Find each line holding the word "CORRELATION" and give the total alone.

[Excerpts from a figure dataset]
———

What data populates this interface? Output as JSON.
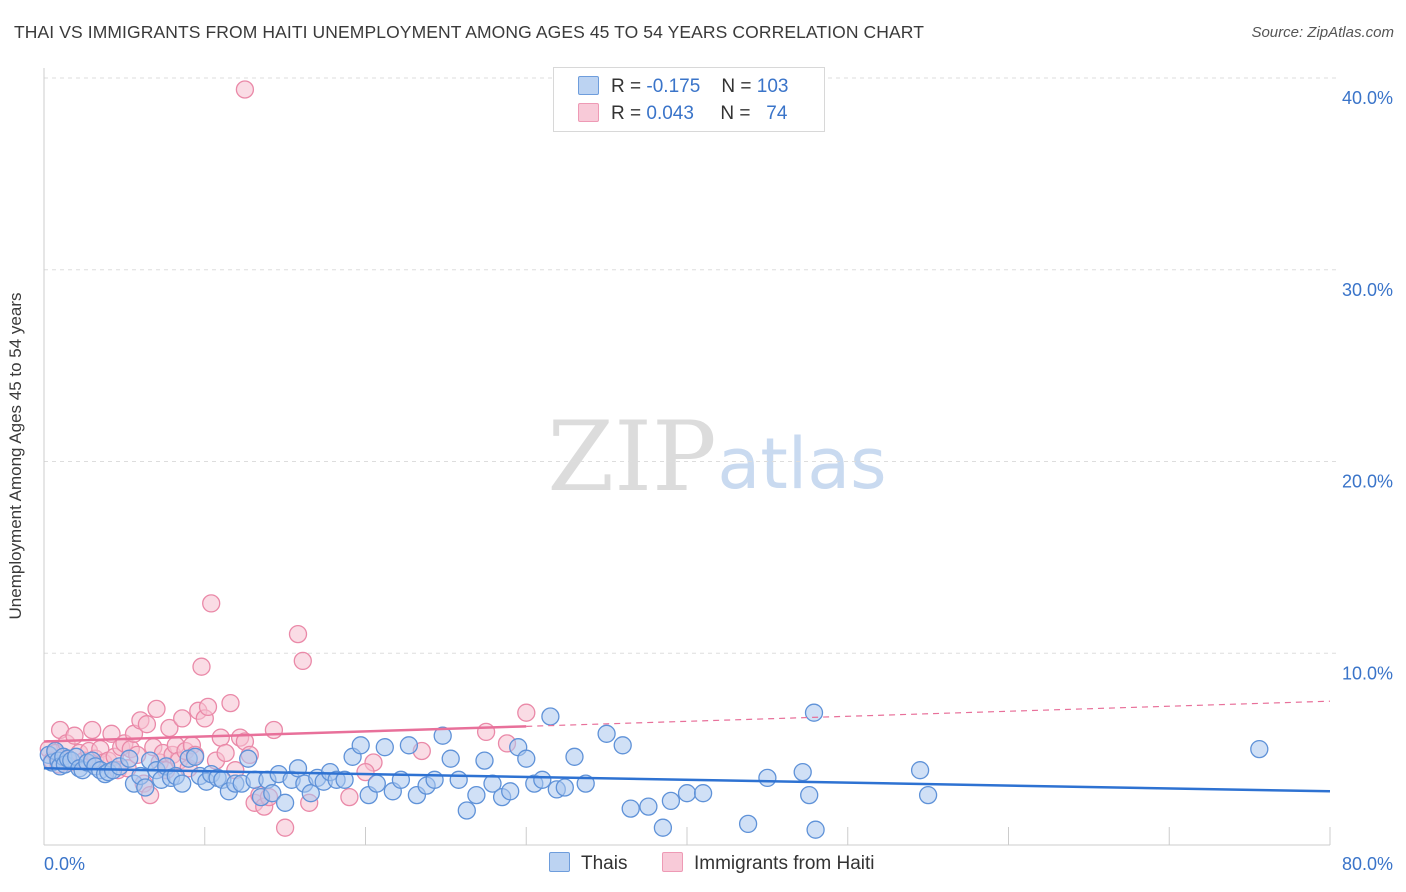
{
  "title": "THAI VS IMMIGRANTS FROM HAITI UNEMPLOYMENT AMONG AGES 45 TO 54 YEARS CORRELATION CHART",
  "source": "Source: ZipAtlas.com",
  "watermark": {
    "zip": "ZIP",
    "atlas": "atlas"
  },
  "legend": {
    "r_label": "R =",
    "n_label": "N =",
    "rows": [
      {
        "series": "Thais",
        "r": "-0.175",
        "n": "103"
      },
      {
        "series": "Immigrants from Haiti",
        "r": "0.043",
        "n": "74"
      }
    ]
  },
  "colors": {
    "thais_fill": "#a9c6ee",
    "thais_stroke": "#5f92d8",
    "thais_line": "#2e72d2",
    "haiti_fill": "#f6bfd0",
    "haiti_stroke": "#ea89a8",
    "haiti_line": "#e8709a",
    "axis_label": "#3a74c9",
    "grid": "#dddddd"
  },
  "chart_data": {
    "type": "scatter",
    "title": "THAI VS IMMIGRANTS FROM HAITI UNEMPLOYMENT AMONG AGES 45 TO 54 YEARS CORRELATION CHART",
    "xlabel": "",
    "ylabel": "Unemployment Among Ages 45 to 54 years",
    "xlim": [
      0,
      80
    ],
    "ylim": [
      0,
      40
    ],
    "x_tick_labels": [
      "0.0%",
      "80.0%"
    ],
    "y_ticks": [
      10,
      20,
      30,
      40
    ],
    "y_tick_labels": [
      "10.0%",
      "20.0%",
      "30.0%",
      "40.0%"
    ],
    "grid": true,
    "legend_position": "top-center",
    "series": [
      {
        "name": "Thais",
        "r": -0.175,
        "n": 103,
        "trend": {
          "x": [
            0,
            80
          ],
          "y": [
            4.0,
            2.8
          ],
          "style": "solid"
        },
        "points": [
          [
            0.3,
            4.7
          ],
          [
            0.5,
            4.3
          ],
          [
            0.7,
            4.9
          ],
          [
            0.9,
            4.4
          ],
          [
            1.0,
            4.1
          ],
          [
            1.2,
            4.6
          ],
          [
            1.3,
            4.2
          ],
          [
            1.5,
            4.5
          ],
          [
            1.7,
            4.4
          ],
          [
            2.0,
            4.6
          ],
          [
            2.2,
            4.0
          ],
          [
            2.4,
            3.9
          ],
          [
            2.7,
            4.3
          ],
          [
            3.0,
            4.4
          ],
          [
            3.2,
            4.1
          ],
          [
            3.5,
            3.9
          ],
          [
            3.8,
            3.7
          ],
          [
            4.0,
            3.8
          ],
          [
            4.3,
            3.9
          ],
          [
            4.7,
            4.1
          ],
          [
            5.3,
            4.5
          ],
          [
            5.6,
            3.2
          ],
          [
            6.0,
            3.6
          ],
          [
            6.3,
            3.0
          ],
          [
            6.6,
            4.4
          ],
          [
            7.0,
            3.9
          ],
          [
            7.3,
            3.4
          ],
          [
            7.6,
            4.1
          ],
          [
            7.9,
            3.5
          ],
          [
            8.2,
            3.6
          ],
          [
            8.6,
            3.2
          ],
          [
            9.0,
            4.5
          ],
          [
            9.4,
            4.6
          ],
          [
            9.7,
            3.6
          ],
          [
            10.1,
            3.3
          ],
          [
            10.4,
            3.7
          ],
          [
            10.8,
            3.5
          ],
          [
            11.1,
            3.4
          ],
          [
            11.5,
            2.8
          ],
          [
            11.9,
            3.2
          ],
          [
            12.3,
            3.2
          ],
          [
            12.7,
            4.5
          ],
          [
            13.1,
            3.4
          ],
          [
            13.5,
            2.5
          ],
          [
            13.9,
            3.4
          ],
          [
            14.2,
            2.7
          ],
          [
            14.6,
            3.7
          ],
          [
            15.0,
            2.2
          ],
          [
            15.4,
            3.4
          ],
          [
            15.8,
            4.0
          ],
          [
            16.2,
            3.2
          ],
          [
            16.6,
            2.7
          ],
          [
            17.0,
            3.5
          ],
          [
            17.4,
            3.3
          ],
          [
            17.8,
            3.8
          ],
          [
            18.2,
            3.4
          ],
          [
            18.7,
            3.4
          ],
          [
            19.2,
            4.6
          ],
          [
            19.7,
            5.2
          ],
          [
            20.2,
            2.6
          ],
          [
            20.7,
            3.2
          ],
          [
            21.2,
            5.1
          ],
          [
            21.7,
            2.8
          ],
          [
            22.2,
            3.4
          ],
          [
            22.7,
            5.2
          ],
          [
            23.2,
            2.6
          ],
          [
            23.8,
            3.1
          ],
          [
            24.3,
            3.4
          ],
          [
            24.8,
            5.7
          ],
          [
            25.3,
            4.5
          ],
          [
            25.8,
            3.4
          ],
          [
            26.3,
            1.8
          ],
          [
            26.9,
            2.6
          ],
          [
            27.4,
            4.4
          ],
          [
            27.9,
            3.2
          ],
          [
            28.5,
            2.5
          ],
          [
            29.0,
            2.8
          ],
          [
            29.5,
            5.1
          ],
          [
            30.0,
            4.5
          ],
          [
            30.5,
            3.2
          ],
          [
            31.0,
            3.4
          ],
          [
            31.5,
            6.7
          ],
          [
            31.9,
            2.9
          ],
          [
            32.4,
            3.0
          ],
          [
            33.0,
            4.6
          ],
          [
            33.7,
            3.2
          ],
          [
            35.0,
            5.8
          ],
          [
            36.0,
            5.2
          ],
          [
            36.5,
            1.9
          ],
          [
            37.6,
            2.0
          ],
          [
            38.5,
            0.9
          ],
          [
            39.0,
            2.3
          ],
          [
            40.0,
            2.7
          ],
          [
            41.0,
            2.7
          ],
          [
            43.8,
            1.1
          ],
          [
            45.0,
            3.5
          ],
          [
            47.2,
            3.8
          ],
          [
            47.6,
            2.6
          ],
          [
            47.9,
            6.9
          ],
          [
            48.0,
            0.8
          ],
          [
            54.5,
            3.9
          ],
          [
            55.0,
            2.6
          ],
          [
            75.6,
            5.0
          ]
        ]
      },
      {
        "name": "Immigrants from Haiti",
        "r": 0.043,
        "n": 74,
        "trend": {
          "x": [
            0,
            80
          ],
          "y": [
            5.4,
            7.5
          ],
          "style": "solid to x=30, dashed beyond",
          "solid_until": 30
        },
        "points": [
          [
            0.3,
            5.0
          ],
          [
            0.5,
            4.4
          ],
          [
            0.7,
            4.8
          ],
          [
            0.9,
            4.2
          ],
          [
            1.0,
            6.0
          ],
          [
            1.2,
            4.6
          ],
          [
            1.4,
            5.3
          ],
          [
            1.6,
            4.3
          ],
          [
            1.9,
            5.7
          ],
          [
            2.2,
            4.8
          ],
          [
            2.5,
            4.4
          ],
          [
            2.8,
            4.9
          ],
          [
            3.0,
            6.0
          ],
          [
            3.2,
            4.5
          ],
          [
            3.5,
            5.0
          ],
          [
            3.7,
            4.3
          ],
          [
            4.0,
            4.4
          ],
          [
            4.2,
            5.8
          ],
          [
            4.4,
            4.6
          ],
          [
            4.6,
            3.9
          ],
          [
            4.8,
            5.1
          ],
          [
            5.0,
            5.3
          ],
          [
            5.2,
            4.0
          ],
          [
            5.4,
            5.0
          ],
          [
            5.6,
            5.8
          ],
          [
            5.8,
            4.7
          ],
          [
            6.0,
            6.5
          ],
          [
            6.2,
            3.2
          ],
          [
            6.4,
            6.3
          ],
          [
            6.6,
            2.6
          ],
          [
            6.8,
            5.1
          ],
          [
            7.0,
            7.1
          ],
          [
            7.2,
            4.3
          ],
          [
            7.4,
            4.8
          ],
          [
            7.6,
            3.9
          ],
          [
            7.8,
            6.1
          ],
          [
            8.0,
            4.7
          ],
          [
            8.2,
            5.2
          ],
          [
            8.4,
            4.4
          ],
          [
            8.6,
            6.6
          ],
          [
            8.8,
            4.9
          ],
          [
            9.0,
            4.0
          ],
          [
            9.2,
            5.2
          ],
          [
            9.4,
            4.7
          ],
          [
            9.6,
            7.0
          ],
          [
            9.8,
            9.3
          ],
          [
            10.0,
            6.6
          ],
          [
            10.2,
            7.2
          ],
          [
            10.4,
            12.6
          ],
          [
            10.7,
            4.4
          ],
          [
            11.0,
            5.6
          ],
          [
            11.3,
            4.8
          ],
          [
            11.6,
            7.4
          ],
          [
            11.9,
            3.9
          ],
          [
            12.2,
            5.6
          ],
          [
            12.5,
            5.4
          ],
          [
            12.8,
            4.7
          ],
          [
            13.1,
            2.2
          ],
          [
            13.4,
            2.6
          ],
          [
            13.7,
            2.0
          ],
          [
            14.0,
            2.5
          ],
          [
            14.3,
            6.0
          ],
          [
            15.0,
            0.9
          ],
          [
            15.8,
            11.0
          ],
          [
            16.1,
            9.6
          ],
          [
            16.5,
            2.2
          ],
          [
            19.0,
            2.5
          ],
          [
            20.5,
            4.3
          ],
          [
            23.5,
            4.9
          ],
          [
            27.5,
            5.9
          ],
          [
            28.8,
            5.3
          ],
          [
            30.0,
            6.9
          ],
          [
            12.5,
            39.4
          ],
          [
            20.0,
            3.8
          ]
        ]
      }
    ]
  }
}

———

▶ **Expected answer**
2